▼

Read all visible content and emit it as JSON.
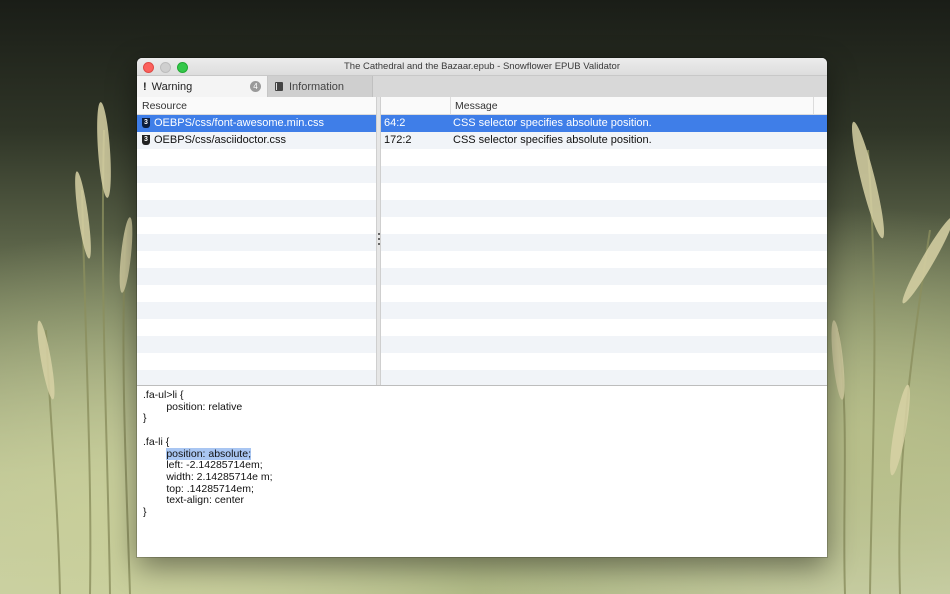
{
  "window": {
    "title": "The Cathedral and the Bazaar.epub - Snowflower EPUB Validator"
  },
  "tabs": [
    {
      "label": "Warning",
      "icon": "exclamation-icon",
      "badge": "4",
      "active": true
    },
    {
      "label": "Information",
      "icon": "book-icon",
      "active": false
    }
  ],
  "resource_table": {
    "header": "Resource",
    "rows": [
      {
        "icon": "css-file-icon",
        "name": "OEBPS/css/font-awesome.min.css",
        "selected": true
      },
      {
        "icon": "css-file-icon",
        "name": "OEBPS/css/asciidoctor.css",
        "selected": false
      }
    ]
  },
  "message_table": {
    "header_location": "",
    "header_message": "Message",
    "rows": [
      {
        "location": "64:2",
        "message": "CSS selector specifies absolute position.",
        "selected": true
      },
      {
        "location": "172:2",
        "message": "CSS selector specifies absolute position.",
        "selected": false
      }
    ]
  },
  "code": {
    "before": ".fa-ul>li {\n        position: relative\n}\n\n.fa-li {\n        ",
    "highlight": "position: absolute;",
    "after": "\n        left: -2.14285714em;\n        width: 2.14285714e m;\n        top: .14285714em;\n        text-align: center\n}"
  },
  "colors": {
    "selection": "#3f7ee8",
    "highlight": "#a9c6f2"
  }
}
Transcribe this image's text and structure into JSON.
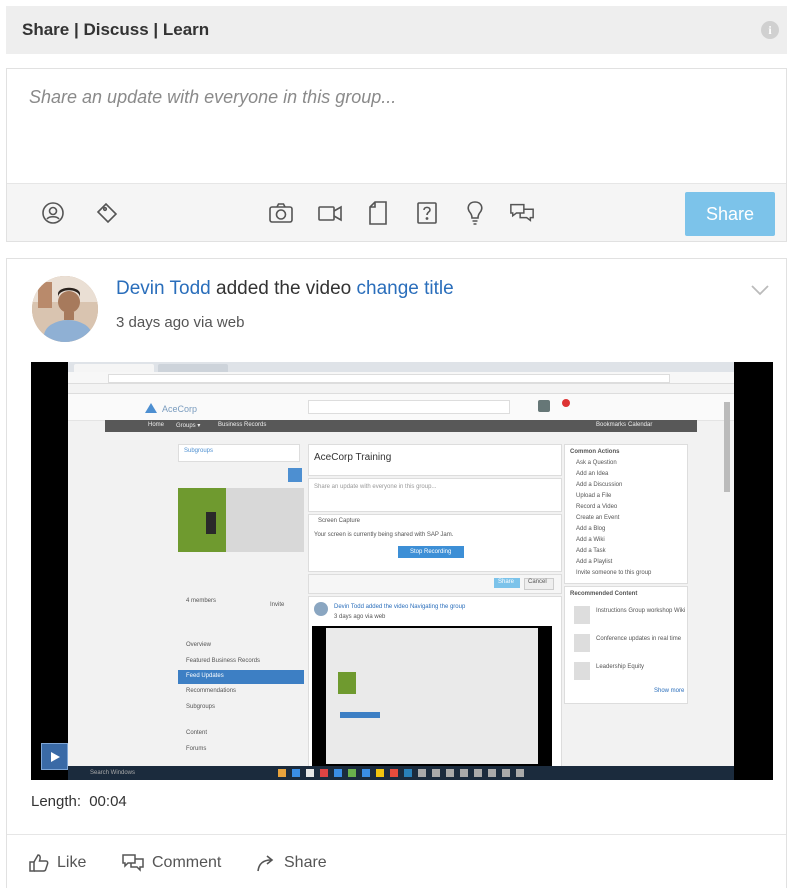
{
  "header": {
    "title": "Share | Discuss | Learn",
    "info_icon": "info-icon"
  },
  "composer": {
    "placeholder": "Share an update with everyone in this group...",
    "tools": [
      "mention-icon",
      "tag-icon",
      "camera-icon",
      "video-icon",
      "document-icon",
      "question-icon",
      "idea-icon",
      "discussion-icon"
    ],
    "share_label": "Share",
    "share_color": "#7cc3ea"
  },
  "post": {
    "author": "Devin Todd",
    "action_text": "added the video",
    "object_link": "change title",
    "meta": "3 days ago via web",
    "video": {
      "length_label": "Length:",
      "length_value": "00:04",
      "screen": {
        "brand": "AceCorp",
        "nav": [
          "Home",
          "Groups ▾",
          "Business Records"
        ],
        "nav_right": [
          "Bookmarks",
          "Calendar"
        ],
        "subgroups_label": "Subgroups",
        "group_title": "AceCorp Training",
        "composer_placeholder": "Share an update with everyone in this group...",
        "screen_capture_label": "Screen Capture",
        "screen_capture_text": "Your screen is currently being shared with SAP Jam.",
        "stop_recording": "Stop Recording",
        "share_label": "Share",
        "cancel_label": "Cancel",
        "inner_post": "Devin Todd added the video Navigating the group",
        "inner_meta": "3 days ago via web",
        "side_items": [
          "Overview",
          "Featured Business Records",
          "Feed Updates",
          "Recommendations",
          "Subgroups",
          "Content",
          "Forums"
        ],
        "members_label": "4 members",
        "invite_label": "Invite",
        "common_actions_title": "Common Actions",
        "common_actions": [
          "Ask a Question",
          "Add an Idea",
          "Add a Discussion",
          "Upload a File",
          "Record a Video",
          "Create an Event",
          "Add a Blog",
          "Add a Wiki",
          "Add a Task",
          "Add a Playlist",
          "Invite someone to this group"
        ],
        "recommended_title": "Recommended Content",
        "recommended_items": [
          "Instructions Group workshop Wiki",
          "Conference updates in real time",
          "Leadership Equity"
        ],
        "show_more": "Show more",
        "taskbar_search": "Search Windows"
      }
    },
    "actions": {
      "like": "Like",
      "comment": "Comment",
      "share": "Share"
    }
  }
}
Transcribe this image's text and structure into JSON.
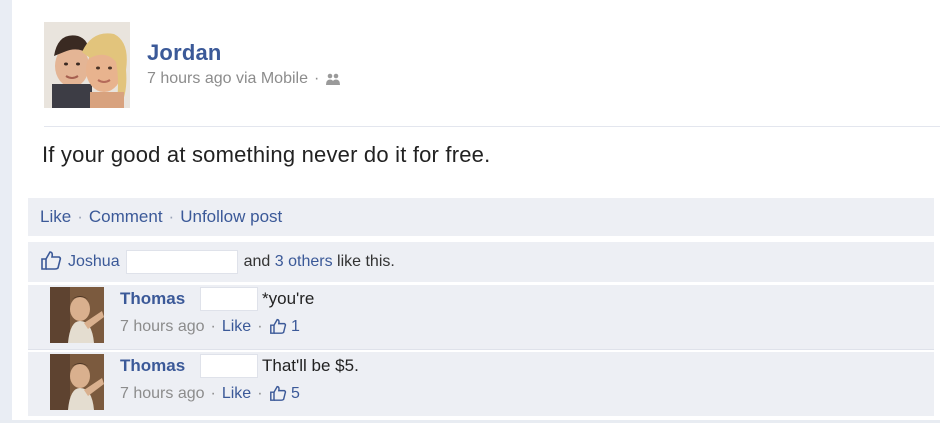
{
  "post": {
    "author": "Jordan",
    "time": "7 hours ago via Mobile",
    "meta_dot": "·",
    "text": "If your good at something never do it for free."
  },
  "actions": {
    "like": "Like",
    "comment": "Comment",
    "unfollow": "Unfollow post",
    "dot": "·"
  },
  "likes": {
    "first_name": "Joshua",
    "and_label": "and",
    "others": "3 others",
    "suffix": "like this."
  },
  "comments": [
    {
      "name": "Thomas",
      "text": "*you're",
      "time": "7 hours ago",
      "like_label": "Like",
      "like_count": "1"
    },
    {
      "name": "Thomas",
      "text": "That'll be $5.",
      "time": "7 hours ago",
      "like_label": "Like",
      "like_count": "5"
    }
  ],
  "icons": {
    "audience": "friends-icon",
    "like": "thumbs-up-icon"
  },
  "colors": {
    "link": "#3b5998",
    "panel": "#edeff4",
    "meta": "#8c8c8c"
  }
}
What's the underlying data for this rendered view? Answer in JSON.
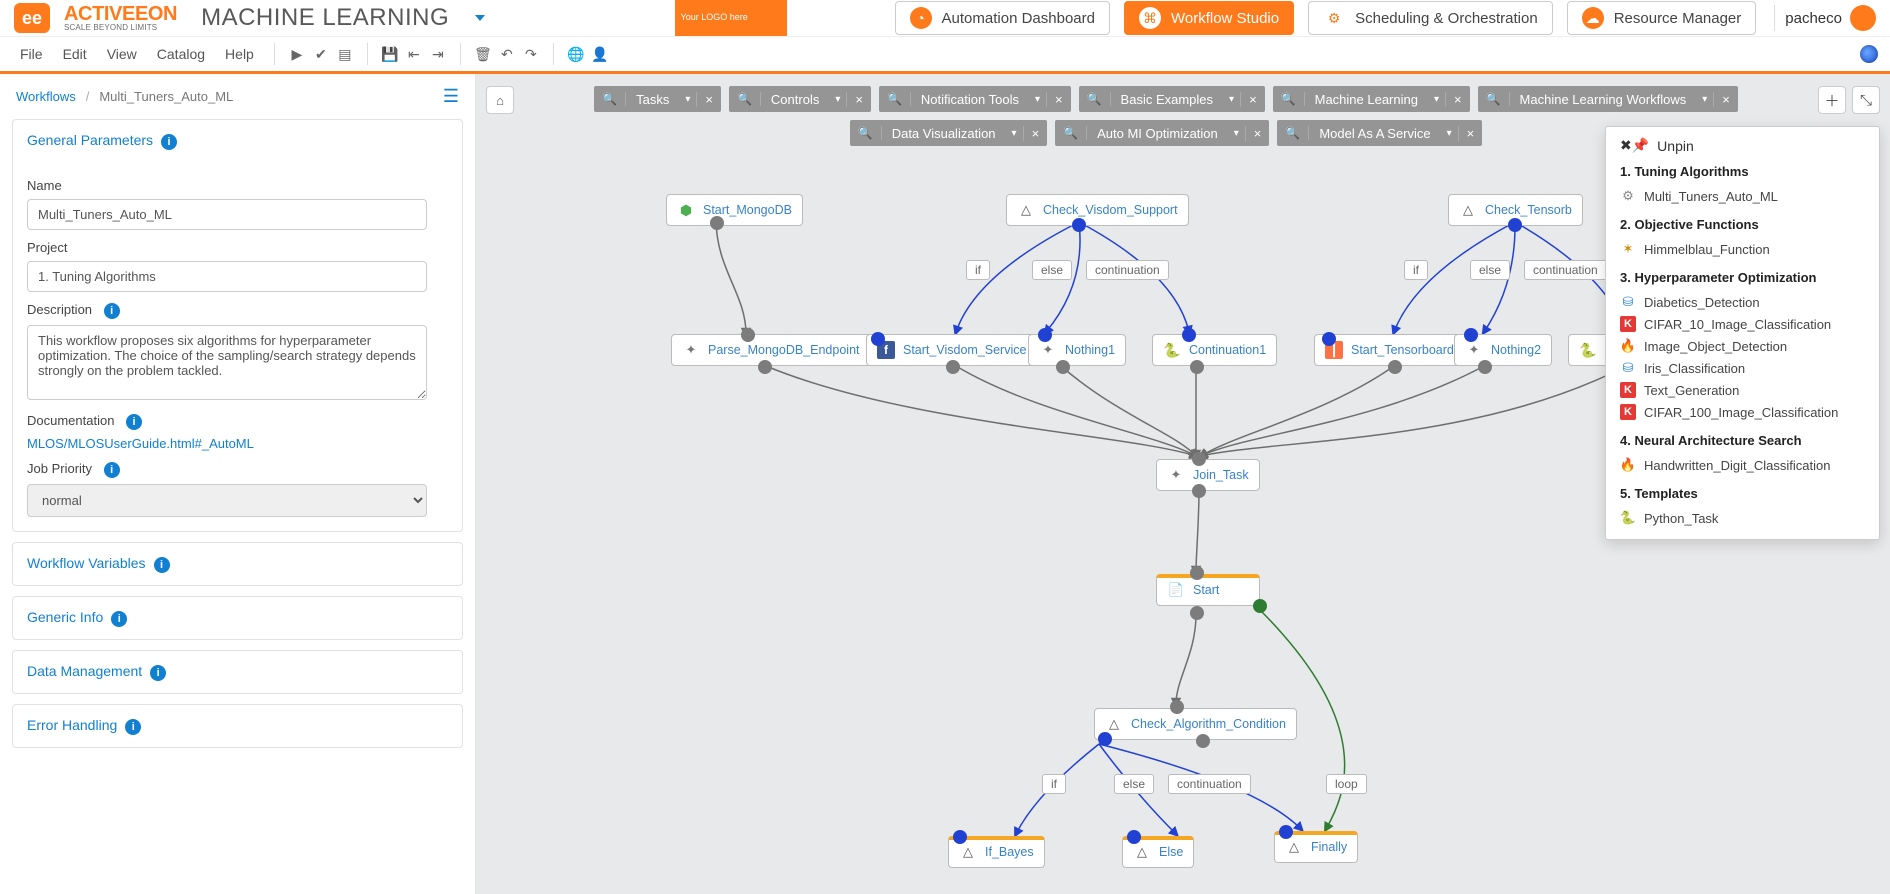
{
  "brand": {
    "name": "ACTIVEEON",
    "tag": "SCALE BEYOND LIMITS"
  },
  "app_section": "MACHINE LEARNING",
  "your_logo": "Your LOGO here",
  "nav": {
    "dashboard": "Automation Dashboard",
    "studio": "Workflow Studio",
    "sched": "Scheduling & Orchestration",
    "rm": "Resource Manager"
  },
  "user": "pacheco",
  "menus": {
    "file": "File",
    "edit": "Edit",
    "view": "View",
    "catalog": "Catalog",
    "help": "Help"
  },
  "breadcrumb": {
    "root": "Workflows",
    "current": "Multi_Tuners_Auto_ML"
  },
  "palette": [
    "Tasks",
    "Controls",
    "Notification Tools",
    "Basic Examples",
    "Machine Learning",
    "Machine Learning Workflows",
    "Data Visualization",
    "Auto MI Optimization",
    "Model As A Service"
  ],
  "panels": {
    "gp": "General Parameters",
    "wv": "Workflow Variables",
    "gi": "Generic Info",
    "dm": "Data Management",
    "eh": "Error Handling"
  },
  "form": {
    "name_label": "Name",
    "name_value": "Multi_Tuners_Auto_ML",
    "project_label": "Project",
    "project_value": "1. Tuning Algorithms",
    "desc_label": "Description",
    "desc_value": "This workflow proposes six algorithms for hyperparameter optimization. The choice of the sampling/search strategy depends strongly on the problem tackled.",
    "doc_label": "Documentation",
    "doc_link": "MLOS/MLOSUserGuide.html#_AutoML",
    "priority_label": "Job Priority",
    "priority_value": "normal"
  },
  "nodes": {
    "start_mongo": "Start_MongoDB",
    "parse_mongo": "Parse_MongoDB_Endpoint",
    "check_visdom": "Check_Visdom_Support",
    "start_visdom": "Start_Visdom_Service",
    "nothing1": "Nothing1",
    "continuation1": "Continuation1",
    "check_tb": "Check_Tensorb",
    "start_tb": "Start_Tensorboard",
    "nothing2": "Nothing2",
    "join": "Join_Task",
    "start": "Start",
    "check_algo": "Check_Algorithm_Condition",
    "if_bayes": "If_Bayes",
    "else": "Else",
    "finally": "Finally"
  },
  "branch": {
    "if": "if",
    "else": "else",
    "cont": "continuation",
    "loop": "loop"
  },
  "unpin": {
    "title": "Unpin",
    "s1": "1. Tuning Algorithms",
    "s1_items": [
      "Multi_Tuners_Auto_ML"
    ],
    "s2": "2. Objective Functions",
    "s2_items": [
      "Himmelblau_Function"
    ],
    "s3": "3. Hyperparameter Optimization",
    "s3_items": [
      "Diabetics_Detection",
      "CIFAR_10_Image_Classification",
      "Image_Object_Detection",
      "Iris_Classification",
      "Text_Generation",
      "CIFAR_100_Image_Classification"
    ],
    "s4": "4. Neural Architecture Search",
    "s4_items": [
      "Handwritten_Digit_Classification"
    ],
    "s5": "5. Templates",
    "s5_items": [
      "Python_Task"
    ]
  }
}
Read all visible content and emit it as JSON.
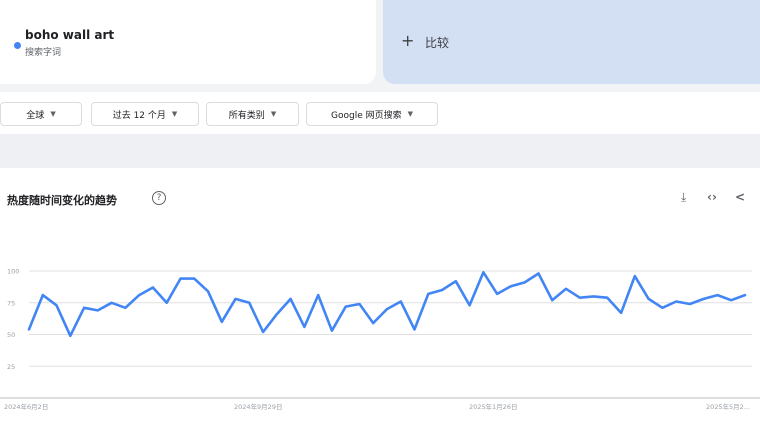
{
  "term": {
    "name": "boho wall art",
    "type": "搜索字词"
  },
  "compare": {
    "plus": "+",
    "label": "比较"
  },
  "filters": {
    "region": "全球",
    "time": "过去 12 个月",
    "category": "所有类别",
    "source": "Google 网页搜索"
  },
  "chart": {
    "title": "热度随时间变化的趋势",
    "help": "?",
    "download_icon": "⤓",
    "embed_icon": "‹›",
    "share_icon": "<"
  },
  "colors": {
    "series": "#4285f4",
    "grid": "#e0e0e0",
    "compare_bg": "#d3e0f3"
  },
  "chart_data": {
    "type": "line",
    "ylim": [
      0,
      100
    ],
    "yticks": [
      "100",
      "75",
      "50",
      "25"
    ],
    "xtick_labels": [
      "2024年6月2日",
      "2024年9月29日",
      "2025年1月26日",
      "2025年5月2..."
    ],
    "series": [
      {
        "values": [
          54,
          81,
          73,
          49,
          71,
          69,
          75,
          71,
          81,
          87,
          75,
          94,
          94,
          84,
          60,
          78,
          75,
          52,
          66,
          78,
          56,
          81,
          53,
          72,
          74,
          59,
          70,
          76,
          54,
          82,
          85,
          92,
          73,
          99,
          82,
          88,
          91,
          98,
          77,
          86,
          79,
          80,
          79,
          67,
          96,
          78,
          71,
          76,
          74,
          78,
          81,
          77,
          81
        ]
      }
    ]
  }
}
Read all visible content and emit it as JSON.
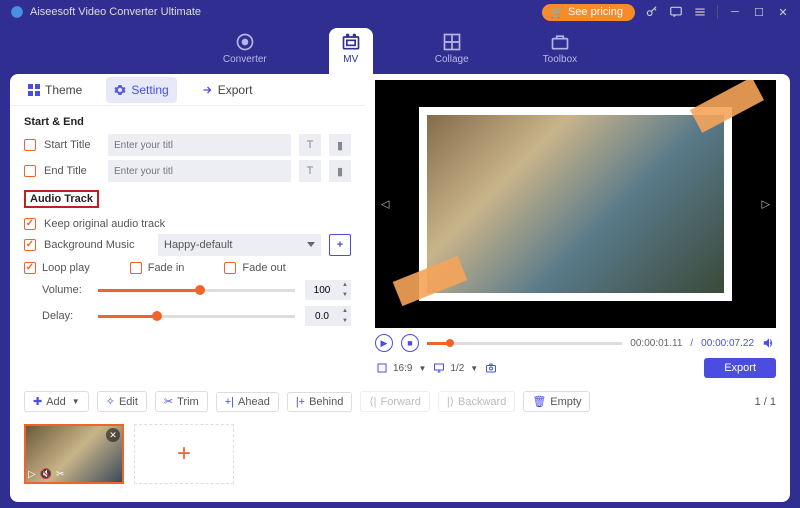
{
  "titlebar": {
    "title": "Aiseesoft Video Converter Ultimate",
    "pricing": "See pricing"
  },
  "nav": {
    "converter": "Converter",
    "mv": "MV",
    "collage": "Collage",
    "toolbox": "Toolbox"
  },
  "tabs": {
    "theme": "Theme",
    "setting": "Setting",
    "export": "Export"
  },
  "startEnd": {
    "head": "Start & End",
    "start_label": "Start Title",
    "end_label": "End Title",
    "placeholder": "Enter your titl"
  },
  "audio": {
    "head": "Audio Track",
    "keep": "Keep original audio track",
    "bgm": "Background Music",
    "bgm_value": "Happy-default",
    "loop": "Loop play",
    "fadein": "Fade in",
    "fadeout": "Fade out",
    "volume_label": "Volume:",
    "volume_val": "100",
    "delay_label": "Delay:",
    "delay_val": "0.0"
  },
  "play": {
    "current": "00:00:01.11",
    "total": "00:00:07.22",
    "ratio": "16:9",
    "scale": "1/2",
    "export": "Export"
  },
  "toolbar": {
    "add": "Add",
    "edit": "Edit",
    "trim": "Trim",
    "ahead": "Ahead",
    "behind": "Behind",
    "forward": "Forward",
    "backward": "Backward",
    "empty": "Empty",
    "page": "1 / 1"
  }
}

▲

## Exercise aim
Each line that holds the word "highlight" is to be copied.

## Exercise solution
    "highlight": "position: absolute;",
    "highlight": "#a9c6f2"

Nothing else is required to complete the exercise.